━━━ Information provided

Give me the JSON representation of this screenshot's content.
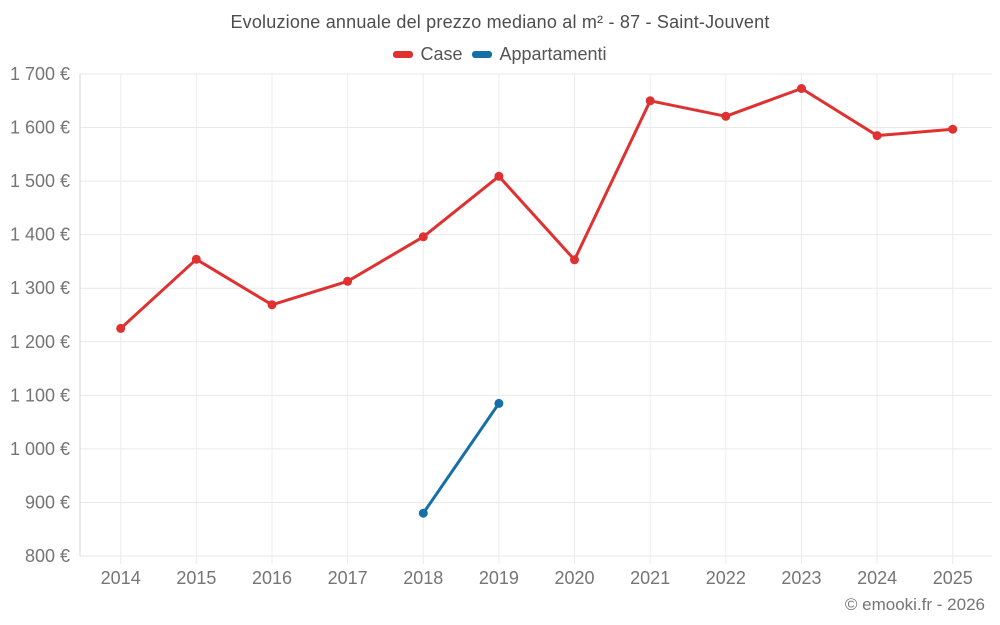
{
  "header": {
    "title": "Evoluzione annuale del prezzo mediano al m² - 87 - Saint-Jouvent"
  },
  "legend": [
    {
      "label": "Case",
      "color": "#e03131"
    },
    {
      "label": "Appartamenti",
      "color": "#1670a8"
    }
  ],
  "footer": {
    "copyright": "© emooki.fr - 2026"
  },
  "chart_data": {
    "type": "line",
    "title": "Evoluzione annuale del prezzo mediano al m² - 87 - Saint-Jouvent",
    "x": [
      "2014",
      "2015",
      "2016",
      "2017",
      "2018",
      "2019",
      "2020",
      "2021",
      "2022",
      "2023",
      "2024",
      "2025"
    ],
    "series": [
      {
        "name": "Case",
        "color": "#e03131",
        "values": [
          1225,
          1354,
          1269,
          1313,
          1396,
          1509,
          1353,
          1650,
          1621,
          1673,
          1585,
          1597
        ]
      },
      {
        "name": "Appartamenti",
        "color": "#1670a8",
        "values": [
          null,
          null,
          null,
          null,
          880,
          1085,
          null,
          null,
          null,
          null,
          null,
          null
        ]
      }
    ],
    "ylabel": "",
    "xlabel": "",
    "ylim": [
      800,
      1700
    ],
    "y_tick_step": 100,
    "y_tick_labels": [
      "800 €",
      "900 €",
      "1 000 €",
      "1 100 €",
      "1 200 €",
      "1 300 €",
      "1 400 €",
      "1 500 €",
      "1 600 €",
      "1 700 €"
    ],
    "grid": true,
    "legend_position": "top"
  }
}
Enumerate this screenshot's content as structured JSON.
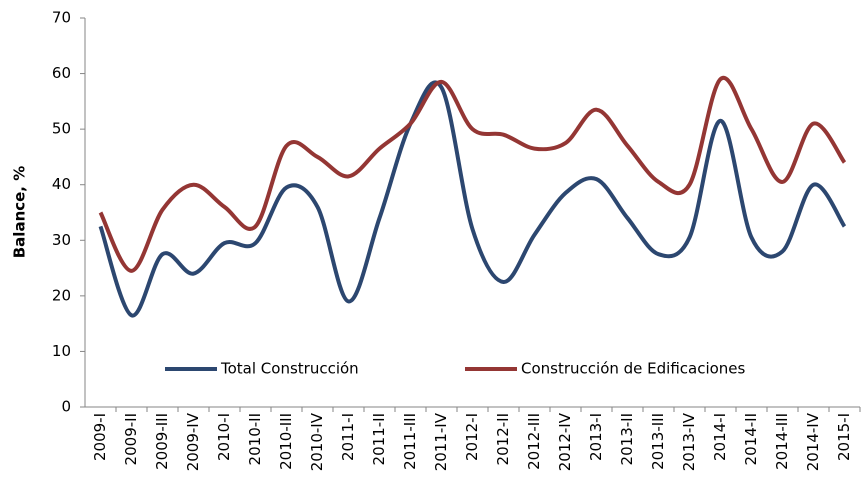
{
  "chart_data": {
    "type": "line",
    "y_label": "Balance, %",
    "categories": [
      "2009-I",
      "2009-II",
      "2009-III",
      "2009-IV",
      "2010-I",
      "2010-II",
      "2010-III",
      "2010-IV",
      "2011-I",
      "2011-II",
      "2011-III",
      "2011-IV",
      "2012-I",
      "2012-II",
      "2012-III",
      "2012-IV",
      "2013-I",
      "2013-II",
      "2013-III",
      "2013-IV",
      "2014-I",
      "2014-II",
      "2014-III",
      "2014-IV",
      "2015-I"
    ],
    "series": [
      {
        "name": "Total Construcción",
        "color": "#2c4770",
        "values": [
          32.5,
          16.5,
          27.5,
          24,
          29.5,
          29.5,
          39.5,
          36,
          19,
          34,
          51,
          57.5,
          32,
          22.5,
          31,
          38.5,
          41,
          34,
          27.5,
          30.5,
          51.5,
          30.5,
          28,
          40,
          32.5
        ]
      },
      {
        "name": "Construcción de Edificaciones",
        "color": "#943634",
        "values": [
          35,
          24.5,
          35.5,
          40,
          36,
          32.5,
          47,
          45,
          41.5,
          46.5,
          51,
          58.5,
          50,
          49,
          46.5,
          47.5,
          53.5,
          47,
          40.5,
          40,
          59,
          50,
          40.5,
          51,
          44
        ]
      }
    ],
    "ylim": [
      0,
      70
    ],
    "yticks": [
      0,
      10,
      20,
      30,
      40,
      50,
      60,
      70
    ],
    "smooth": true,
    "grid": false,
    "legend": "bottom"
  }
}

━━━━━━

Aim: Read the lines above. Gather those in which the string "Evoluzione" is found.

Response:
    "title": "Evoluzione annuale del prezzo mediano al m² - 87 - Saint-Jouvent"
    "title": "Evoluzione annuale del prezzo mediano al m² - 87 - Saint-Jouvent",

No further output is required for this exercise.